**Aim**. The exercise asks you to copy every line below in which "color" appears.

**Supplied material**.
_____

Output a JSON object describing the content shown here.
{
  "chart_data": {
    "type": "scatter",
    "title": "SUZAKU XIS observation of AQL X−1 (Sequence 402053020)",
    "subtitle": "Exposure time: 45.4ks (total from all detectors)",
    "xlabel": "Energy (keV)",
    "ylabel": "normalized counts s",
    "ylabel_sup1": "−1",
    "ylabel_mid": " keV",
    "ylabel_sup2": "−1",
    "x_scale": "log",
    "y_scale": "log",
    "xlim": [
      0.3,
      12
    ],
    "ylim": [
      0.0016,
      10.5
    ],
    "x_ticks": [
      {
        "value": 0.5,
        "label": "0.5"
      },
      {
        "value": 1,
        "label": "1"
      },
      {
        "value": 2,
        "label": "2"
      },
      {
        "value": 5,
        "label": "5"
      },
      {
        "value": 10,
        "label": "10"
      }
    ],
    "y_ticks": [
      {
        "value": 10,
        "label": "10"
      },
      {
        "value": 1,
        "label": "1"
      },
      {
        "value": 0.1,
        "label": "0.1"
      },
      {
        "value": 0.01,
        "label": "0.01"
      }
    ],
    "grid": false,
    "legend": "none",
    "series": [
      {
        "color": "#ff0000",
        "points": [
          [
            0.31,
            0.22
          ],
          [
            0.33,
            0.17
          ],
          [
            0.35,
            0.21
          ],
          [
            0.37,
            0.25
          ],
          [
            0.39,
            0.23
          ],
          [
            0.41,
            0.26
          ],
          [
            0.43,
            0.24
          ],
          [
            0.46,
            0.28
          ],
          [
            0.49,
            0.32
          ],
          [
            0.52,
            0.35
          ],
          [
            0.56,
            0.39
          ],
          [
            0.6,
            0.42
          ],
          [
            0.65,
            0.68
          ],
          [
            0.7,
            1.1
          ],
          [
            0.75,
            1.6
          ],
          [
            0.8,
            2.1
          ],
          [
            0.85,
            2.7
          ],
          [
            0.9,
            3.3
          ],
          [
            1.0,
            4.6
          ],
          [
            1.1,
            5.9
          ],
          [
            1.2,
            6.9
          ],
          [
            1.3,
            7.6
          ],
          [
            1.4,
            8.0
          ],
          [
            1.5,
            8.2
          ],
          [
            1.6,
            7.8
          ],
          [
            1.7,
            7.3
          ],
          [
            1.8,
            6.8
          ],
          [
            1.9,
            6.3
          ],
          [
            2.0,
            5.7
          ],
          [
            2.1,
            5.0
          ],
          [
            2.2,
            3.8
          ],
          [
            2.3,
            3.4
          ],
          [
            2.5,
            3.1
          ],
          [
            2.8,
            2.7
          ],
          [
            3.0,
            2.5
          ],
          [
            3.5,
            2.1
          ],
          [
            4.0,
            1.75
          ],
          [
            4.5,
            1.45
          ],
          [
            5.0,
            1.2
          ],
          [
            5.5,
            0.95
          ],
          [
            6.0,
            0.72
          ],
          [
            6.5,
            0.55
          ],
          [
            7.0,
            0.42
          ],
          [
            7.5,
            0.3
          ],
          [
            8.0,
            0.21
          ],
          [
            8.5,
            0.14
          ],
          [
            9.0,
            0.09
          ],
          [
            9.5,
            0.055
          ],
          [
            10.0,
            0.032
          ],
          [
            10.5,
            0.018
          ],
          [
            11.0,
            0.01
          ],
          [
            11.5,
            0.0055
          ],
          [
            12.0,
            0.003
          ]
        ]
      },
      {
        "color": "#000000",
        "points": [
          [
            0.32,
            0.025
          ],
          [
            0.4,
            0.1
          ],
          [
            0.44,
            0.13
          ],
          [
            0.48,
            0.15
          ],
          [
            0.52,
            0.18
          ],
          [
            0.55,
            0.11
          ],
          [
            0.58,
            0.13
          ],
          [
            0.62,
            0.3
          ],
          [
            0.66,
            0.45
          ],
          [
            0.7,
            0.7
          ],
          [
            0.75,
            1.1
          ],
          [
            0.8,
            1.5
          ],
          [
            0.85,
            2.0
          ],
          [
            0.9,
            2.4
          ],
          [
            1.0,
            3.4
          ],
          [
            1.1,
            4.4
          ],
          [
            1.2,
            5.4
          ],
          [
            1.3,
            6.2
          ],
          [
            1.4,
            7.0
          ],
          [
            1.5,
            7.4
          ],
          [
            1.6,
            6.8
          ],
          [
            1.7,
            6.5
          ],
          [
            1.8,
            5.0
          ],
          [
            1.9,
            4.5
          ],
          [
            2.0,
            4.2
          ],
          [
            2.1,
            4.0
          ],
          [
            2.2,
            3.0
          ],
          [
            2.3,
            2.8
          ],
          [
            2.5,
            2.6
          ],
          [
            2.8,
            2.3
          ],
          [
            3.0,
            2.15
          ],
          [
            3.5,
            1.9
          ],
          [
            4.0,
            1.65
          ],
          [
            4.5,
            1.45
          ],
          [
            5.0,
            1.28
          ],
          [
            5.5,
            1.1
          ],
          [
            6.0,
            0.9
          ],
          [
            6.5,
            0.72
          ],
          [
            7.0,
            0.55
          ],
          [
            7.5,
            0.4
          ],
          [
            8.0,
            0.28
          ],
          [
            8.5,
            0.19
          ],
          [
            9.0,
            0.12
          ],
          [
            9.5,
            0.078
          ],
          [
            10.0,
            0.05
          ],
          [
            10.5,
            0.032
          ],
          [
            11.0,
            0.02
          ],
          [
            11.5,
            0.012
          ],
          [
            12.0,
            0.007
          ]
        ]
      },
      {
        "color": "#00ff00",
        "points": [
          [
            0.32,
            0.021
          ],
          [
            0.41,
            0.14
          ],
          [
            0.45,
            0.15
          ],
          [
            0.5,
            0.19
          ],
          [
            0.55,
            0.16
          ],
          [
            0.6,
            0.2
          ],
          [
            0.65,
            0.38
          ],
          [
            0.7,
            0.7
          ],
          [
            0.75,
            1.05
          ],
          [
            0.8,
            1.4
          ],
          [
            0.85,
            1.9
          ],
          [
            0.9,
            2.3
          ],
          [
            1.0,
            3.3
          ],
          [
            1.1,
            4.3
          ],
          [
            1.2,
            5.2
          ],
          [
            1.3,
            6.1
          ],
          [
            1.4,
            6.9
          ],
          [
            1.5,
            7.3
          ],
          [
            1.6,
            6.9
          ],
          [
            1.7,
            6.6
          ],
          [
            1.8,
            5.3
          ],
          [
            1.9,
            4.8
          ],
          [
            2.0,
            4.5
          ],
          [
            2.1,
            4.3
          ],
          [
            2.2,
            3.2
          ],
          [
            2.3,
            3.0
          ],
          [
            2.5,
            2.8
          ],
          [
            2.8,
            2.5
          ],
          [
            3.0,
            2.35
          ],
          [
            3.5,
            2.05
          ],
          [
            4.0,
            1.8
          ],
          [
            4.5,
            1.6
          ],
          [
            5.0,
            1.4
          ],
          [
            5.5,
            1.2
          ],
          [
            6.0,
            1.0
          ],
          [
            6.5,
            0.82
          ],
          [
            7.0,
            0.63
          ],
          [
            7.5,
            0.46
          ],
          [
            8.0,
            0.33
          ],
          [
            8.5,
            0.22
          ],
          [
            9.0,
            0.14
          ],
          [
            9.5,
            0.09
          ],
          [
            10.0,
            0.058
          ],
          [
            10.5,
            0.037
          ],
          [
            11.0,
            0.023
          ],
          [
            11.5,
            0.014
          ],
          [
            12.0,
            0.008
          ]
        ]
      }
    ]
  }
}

_____

**Complete output**.
        "color": "#ff0000",
        "color": "#000000",
        "color": "#00ff00",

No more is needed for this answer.